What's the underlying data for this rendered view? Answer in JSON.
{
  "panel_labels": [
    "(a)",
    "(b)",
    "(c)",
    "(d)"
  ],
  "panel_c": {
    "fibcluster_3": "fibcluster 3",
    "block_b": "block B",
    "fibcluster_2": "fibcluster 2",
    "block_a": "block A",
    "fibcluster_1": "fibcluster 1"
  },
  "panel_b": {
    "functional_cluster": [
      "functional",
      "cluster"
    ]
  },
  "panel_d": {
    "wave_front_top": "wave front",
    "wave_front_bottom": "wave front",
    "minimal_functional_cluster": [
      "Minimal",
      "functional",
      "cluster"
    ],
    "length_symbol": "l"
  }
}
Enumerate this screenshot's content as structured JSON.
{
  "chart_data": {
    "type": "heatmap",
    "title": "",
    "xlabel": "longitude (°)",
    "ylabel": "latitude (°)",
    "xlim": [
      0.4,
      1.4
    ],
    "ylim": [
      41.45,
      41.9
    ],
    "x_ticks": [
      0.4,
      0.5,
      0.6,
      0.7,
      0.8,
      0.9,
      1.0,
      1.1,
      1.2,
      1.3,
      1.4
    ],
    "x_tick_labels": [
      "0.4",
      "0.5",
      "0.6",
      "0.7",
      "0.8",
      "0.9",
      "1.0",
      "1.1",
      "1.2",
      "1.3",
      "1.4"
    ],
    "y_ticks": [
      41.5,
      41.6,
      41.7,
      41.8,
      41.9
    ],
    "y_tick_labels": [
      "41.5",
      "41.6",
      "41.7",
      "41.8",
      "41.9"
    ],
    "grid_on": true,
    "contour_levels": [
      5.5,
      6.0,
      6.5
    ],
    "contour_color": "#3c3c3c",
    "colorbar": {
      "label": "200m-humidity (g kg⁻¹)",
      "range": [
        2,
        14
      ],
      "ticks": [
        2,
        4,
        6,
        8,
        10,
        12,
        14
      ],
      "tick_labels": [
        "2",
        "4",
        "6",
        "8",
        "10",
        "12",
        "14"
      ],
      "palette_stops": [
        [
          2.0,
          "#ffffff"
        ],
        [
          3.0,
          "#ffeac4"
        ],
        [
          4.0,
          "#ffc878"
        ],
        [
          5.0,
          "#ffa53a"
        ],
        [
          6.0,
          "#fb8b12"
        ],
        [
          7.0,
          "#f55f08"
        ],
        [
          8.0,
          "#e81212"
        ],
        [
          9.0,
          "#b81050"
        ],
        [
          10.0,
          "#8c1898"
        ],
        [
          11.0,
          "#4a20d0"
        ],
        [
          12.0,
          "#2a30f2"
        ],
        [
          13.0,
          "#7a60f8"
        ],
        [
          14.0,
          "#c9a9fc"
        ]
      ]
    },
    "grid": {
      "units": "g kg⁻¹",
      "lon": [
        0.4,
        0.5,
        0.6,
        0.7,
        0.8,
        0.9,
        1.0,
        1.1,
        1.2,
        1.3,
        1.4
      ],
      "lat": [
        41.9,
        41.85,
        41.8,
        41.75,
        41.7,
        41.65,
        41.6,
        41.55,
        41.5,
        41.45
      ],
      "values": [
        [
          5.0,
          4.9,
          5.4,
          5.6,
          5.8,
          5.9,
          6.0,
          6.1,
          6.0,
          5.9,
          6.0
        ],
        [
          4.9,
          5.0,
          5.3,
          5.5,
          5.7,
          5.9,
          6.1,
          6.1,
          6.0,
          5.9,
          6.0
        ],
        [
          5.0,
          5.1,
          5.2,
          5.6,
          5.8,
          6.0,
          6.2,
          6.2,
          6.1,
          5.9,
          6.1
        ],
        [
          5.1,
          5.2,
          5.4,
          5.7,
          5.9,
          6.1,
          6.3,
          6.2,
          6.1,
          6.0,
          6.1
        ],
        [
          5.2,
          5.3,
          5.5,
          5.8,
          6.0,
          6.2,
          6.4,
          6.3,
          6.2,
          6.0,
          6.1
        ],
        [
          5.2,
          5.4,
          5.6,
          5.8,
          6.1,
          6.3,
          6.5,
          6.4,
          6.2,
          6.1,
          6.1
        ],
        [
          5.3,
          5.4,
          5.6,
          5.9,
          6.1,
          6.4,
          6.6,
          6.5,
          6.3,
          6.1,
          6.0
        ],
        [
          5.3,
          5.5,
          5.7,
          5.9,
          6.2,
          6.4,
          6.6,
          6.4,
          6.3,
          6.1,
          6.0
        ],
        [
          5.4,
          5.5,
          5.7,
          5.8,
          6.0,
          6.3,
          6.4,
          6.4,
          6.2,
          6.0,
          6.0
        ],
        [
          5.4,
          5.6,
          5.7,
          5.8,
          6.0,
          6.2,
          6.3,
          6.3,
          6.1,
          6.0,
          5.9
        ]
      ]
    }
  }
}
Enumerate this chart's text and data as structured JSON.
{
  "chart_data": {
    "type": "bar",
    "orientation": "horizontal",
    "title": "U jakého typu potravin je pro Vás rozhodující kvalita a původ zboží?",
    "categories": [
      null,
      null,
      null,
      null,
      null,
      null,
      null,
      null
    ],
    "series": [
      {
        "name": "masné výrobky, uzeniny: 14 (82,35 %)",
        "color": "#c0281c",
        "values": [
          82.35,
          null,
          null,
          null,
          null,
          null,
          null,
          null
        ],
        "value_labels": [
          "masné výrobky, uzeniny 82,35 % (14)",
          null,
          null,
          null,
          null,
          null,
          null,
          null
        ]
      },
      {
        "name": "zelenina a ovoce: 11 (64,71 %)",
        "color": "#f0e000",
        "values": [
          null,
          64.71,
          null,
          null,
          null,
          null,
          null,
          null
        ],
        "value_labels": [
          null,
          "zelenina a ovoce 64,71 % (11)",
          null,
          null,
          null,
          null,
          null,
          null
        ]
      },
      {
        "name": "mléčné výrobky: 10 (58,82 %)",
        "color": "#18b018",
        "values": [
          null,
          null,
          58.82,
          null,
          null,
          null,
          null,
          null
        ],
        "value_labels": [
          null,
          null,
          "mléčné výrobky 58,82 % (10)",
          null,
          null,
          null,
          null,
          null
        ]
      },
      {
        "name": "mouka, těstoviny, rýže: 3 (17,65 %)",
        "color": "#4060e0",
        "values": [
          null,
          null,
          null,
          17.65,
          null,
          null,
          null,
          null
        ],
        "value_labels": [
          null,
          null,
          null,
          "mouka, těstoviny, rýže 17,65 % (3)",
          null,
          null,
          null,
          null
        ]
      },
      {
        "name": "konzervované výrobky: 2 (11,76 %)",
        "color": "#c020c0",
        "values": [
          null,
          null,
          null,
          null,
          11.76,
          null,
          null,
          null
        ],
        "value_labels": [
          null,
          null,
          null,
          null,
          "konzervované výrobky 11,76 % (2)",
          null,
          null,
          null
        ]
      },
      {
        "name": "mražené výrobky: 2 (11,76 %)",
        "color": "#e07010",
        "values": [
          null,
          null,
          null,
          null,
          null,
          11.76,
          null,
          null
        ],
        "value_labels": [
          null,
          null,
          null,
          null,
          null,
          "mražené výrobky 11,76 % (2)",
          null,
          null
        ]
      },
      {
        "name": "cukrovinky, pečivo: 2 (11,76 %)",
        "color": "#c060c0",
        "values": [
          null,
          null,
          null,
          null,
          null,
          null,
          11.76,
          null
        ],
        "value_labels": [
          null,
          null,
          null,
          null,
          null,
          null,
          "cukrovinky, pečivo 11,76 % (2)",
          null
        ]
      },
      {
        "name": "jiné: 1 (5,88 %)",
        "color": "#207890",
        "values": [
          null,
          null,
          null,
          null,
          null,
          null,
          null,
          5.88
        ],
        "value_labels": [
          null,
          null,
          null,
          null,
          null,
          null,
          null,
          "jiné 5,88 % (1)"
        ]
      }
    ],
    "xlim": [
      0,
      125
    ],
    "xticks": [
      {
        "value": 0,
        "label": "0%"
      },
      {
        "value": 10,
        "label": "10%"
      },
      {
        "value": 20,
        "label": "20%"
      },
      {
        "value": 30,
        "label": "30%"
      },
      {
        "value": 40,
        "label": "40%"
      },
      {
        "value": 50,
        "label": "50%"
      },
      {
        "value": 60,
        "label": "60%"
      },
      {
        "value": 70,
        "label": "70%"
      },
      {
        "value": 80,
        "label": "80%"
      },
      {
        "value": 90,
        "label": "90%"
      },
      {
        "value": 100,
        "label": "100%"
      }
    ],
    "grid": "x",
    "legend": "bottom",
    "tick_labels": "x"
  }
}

## Stated goal
Which lines of the data above contain "ovoce"? Copy each one.

## Task answer
        "name": "zelenina a ovoce: 11 (64,71 %)",
          "zelenina a ovoce 64,71 % (11)",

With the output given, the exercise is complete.